RECORD LIST
-- begin --
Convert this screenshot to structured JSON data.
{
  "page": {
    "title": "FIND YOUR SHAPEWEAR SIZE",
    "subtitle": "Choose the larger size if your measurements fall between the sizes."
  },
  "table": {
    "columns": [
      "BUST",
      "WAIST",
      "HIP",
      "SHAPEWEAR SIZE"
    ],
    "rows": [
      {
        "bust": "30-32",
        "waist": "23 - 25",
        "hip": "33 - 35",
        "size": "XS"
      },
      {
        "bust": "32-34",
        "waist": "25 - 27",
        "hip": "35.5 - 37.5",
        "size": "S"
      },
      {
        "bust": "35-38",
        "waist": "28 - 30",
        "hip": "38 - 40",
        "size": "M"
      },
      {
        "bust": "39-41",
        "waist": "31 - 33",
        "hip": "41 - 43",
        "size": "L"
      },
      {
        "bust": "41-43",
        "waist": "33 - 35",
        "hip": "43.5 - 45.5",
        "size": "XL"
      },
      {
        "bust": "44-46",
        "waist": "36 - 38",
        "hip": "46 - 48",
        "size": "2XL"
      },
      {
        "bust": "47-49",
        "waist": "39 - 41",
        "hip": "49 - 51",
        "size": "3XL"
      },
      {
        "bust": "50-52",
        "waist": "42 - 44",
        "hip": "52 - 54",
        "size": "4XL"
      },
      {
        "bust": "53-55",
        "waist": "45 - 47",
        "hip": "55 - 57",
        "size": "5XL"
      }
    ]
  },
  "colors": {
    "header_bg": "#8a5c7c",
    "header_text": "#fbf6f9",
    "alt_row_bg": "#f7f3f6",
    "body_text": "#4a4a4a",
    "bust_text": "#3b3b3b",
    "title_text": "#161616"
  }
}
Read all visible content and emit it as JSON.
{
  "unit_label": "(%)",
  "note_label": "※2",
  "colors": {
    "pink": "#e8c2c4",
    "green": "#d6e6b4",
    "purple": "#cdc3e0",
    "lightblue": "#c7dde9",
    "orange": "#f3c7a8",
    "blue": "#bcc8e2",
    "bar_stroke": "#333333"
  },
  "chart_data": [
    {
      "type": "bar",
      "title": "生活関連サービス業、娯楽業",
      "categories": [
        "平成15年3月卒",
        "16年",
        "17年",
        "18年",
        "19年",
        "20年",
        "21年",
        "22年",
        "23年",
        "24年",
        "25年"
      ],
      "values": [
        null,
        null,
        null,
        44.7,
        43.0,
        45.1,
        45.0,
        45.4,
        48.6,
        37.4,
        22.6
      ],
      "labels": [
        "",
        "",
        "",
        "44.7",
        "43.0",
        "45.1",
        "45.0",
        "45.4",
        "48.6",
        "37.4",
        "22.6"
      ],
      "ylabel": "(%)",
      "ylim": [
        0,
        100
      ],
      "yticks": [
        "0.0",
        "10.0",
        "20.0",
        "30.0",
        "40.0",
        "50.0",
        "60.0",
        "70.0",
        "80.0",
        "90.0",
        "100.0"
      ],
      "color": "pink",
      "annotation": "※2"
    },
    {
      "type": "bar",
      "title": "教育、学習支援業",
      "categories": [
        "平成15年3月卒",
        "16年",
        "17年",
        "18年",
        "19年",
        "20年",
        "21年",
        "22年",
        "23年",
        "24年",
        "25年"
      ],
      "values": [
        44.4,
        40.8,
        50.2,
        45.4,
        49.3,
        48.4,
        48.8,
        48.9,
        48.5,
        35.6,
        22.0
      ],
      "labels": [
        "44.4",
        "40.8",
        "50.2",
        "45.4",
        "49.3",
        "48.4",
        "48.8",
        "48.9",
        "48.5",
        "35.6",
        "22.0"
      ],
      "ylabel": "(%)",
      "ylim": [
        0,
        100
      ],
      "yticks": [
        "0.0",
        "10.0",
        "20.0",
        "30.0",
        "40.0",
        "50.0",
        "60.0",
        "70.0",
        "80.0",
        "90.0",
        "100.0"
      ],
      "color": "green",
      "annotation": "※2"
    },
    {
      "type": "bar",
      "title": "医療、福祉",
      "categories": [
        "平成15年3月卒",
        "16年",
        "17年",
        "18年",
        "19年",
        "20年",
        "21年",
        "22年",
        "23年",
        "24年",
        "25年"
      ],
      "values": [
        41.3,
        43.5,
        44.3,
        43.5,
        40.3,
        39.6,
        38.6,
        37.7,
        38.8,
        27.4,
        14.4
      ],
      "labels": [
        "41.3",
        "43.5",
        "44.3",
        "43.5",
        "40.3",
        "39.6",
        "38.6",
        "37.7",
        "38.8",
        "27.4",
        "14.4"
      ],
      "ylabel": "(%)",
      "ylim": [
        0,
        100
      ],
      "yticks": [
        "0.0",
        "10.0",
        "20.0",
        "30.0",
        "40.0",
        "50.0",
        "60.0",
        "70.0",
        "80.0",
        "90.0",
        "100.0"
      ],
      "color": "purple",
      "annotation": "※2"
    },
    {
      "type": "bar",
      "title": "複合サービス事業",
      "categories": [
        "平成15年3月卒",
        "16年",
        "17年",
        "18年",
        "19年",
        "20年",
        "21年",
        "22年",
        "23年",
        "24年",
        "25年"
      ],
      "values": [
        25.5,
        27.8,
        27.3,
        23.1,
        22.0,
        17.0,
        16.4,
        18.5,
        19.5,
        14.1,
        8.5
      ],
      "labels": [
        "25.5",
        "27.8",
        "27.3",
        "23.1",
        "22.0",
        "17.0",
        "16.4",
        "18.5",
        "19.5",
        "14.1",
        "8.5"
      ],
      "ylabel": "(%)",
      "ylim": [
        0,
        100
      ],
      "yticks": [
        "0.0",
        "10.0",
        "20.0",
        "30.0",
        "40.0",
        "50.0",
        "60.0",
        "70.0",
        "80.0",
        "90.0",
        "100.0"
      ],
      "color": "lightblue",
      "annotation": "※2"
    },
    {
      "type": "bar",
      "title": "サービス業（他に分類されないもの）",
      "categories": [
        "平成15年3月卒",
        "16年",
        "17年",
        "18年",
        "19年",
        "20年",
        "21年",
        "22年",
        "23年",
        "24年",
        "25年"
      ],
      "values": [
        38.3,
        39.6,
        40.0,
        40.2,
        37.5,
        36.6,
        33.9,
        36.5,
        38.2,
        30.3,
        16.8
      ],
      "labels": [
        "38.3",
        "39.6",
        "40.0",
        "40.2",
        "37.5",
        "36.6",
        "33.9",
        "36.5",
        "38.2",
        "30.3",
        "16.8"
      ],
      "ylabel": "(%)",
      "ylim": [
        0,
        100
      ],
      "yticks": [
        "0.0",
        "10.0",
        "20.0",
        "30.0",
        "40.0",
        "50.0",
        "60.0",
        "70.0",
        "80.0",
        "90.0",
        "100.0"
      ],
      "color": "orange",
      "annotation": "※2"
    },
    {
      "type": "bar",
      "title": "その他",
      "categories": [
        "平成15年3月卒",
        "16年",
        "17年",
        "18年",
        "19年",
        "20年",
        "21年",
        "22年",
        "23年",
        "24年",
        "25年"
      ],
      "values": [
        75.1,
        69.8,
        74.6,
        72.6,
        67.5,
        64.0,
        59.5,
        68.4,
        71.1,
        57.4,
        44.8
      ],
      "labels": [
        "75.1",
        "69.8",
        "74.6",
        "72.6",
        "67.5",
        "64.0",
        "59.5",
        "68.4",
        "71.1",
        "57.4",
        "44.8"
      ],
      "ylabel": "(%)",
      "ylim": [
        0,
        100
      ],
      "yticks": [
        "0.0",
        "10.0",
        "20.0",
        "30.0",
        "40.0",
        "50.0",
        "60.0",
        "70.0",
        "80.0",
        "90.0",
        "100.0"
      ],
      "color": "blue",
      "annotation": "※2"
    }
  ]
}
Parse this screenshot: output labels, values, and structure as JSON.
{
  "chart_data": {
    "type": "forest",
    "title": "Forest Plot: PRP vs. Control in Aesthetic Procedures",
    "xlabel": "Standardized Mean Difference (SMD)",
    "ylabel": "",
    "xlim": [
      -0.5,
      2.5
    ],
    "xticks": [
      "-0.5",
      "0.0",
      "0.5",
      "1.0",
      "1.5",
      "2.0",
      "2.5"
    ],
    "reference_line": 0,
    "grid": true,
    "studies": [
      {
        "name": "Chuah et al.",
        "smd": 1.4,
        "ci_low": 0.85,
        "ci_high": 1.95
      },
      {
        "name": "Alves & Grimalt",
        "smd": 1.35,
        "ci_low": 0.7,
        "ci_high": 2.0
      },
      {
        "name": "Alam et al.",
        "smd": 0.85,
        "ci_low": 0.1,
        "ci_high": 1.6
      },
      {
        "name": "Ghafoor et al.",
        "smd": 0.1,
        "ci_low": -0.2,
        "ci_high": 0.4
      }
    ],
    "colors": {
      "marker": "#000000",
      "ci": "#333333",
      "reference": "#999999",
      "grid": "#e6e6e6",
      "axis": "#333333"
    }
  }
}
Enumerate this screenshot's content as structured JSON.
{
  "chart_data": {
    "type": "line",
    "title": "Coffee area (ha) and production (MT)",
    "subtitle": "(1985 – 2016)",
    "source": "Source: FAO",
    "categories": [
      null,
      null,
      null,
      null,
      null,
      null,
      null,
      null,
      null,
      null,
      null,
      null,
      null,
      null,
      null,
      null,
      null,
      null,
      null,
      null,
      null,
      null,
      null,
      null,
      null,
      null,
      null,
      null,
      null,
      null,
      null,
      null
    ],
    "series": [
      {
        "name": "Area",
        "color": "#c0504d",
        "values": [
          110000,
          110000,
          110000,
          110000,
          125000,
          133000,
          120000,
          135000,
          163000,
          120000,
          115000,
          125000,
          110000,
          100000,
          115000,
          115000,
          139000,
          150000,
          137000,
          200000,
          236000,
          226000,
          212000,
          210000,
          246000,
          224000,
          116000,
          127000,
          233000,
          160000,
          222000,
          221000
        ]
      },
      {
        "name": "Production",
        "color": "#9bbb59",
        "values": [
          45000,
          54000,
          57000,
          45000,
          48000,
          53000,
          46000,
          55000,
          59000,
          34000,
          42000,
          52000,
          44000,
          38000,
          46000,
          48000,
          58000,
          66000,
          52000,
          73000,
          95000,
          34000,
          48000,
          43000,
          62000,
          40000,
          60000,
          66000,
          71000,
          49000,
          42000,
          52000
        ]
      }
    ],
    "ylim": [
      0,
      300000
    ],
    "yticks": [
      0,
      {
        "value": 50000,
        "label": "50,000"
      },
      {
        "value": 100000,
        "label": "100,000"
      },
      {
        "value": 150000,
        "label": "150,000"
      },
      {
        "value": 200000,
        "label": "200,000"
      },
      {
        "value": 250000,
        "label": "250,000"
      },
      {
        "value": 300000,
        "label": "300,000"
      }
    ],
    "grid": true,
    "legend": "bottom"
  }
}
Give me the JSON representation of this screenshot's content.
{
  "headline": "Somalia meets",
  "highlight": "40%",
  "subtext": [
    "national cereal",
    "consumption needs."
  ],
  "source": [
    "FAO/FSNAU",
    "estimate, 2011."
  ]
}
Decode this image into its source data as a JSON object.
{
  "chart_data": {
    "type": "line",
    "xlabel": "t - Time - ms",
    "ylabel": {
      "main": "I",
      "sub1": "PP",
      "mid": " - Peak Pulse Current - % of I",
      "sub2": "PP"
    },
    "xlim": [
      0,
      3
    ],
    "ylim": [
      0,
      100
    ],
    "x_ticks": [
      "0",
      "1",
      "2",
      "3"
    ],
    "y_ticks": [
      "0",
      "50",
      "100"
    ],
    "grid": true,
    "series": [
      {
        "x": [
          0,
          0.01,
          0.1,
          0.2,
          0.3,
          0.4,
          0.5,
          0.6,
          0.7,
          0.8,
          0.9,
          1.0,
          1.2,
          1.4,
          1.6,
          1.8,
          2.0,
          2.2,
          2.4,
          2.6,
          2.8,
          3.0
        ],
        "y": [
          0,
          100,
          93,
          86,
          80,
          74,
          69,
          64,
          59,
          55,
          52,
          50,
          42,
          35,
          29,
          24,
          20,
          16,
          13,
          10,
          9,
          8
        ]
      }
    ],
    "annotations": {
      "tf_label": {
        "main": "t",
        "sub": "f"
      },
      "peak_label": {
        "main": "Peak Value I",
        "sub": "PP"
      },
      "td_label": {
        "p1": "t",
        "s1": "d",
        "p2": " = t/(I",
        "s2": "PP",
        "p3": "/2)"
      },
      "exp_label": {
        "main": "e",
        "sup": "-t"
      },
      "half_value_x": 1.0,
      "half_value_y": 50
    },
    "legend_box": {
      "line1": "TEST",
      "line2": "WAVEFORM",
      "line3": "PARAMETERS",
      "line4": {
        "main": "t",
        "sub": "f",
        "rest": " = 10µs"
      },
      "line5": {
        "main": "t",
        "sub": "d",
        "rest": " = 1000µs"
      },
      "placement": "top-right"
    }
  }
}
-- end --
State the number of lines in the preceding entries that include the word "content". Provide nothing else.

RESULT OF THIS TASK
3